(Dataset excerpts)
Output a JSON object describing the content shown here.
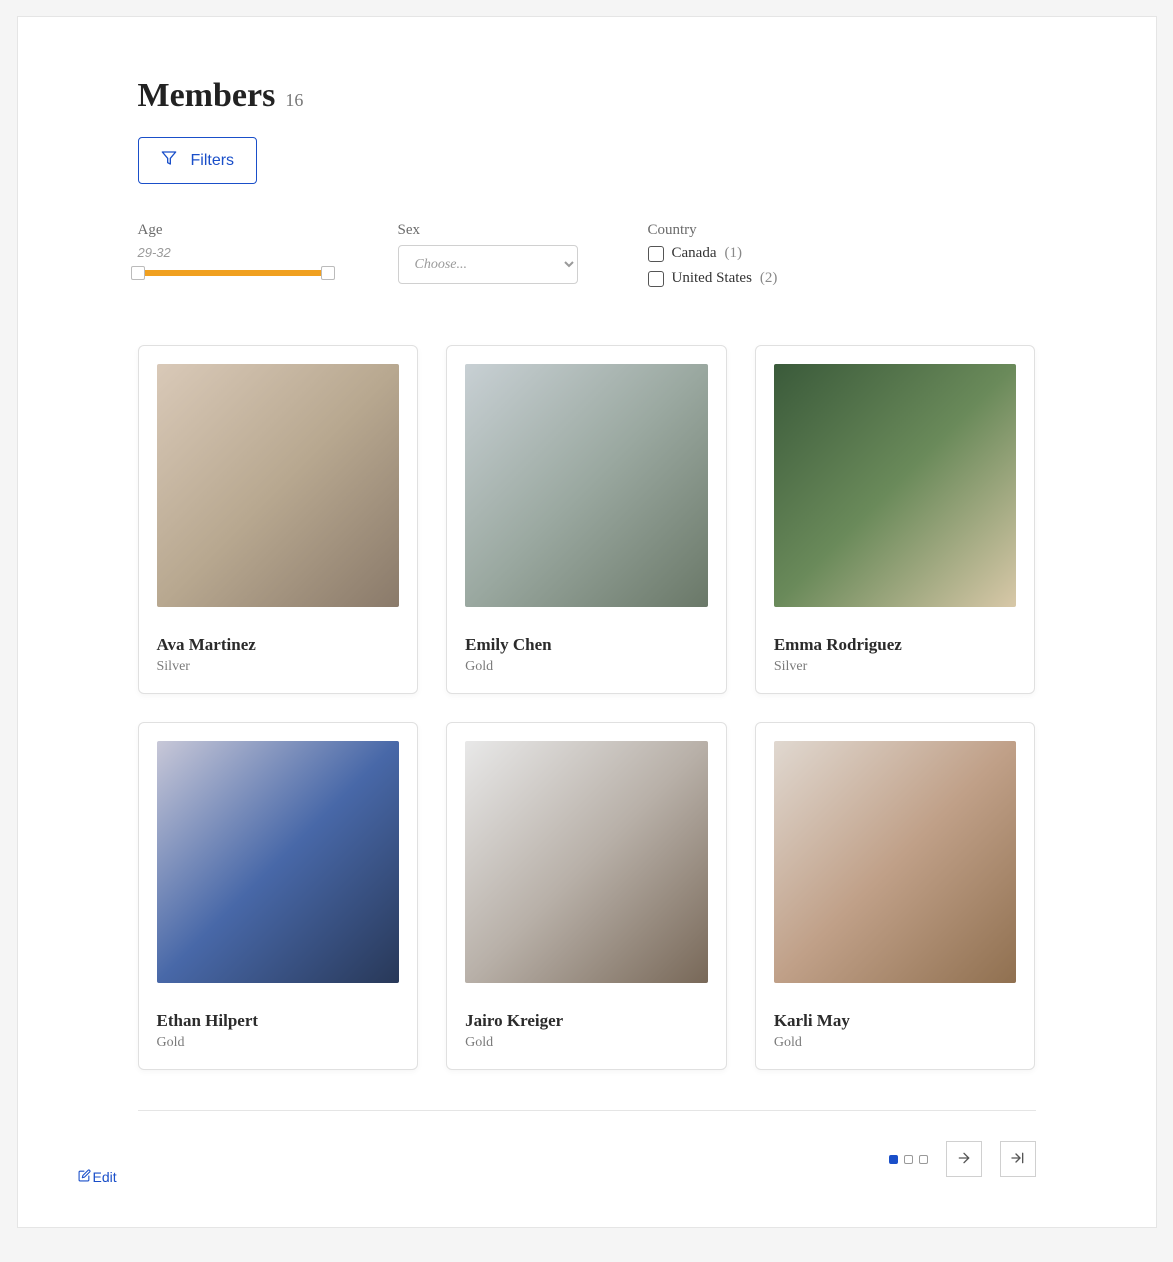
{
  "header": {
    "title": "Members",
    "count": "16"
  },
  "filters_button": "Filters",
  "filters": {
    "age": {
      "label": "Age",
      "range_text": "29-32"
    },
    "sex": {
      "label": "Sex",
      "placeholder": "Choose..."
    },
    "country": {
      "label": "Country",
      "options": [
        {
          "name": "Canada",
          "count": "(1)"
        },
        {
          "name": "United States",
          "count": "(2)"
        }
      ]
    }
  },
  "members": [
    {
      "name": "Ava Martinez",
      "tier": "Silver",
      "img_class": "p1"
    },
    {
      "name": "Emily Chen",
      "tier": "Gold",
      "img_class": "p2"
    },
    {
      "name": "Emma Rodriguez",
      "tier": "Silver",
      "img_class": "p3"
    },
    {
      "name": "Ethan Hilpert",
      "tier": "Gold",
      "img_class": "p4"
    },
    {
      "name": "Jairo Kreiger",
      "tier": "Gold",
      "img_class": "p5"
    },
    {
      "name": "Karli May",
      "tier": "Gold",
      "img_class": "p6"
    }
  ],
  "pagination": {
    "pages": 3,
    "current": 1
  },
  "edit_label": "Edit"
}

§ **Requirements**
Return all the entries word for word, but omit any pictures they contain.

§ **Response to the task**
Output a JSON object describing the content shown here.
{
  "header": {
    "title": "Members",
    "count": "16"
  },
  "filters_button": "Filters",
  "filters": {
    "age": {
      "label": "Age",
      "range_text": "29-32"
    },
    "sex": {
      "label": "Sex",
      "placeholder": "Choose..."
    },
    "country": {
      "label": "Country",
      "options": [
        {
          "name": "Canada",
          "count": "(1)"
        },
        {
          "name": "United States",
          "count": "(2)"
        }
      ]
    }
  },
  "members": [
    {
      "name": "Ava Martinez",
      "tier": "Silver",
      "img_class": "p1"
    },
    {
      "name": "Emily Chen",
      "tier": "Gold",
      "img_class": "p2"
    },
    {
      "name": "Emma Rodriguez",
      "tier": "Silver",
      "img_class": "p3"
    },
    {
      "name": "Ethan Hilpert",
      "tier": "Gold",
      "img_class": "p4"
    },
    {
      "name": "Jairo Kreiger",
      "tier": "Gold",
      "img_class": "p5"
    },
    {
      "name": "Karli May",
      "tier": "Gold",
      "img_class": "p6"
    }
  ],
  "pagination": {
    "pages": 3,
    "current": 1
  },
  "edit_label": "Edit"
}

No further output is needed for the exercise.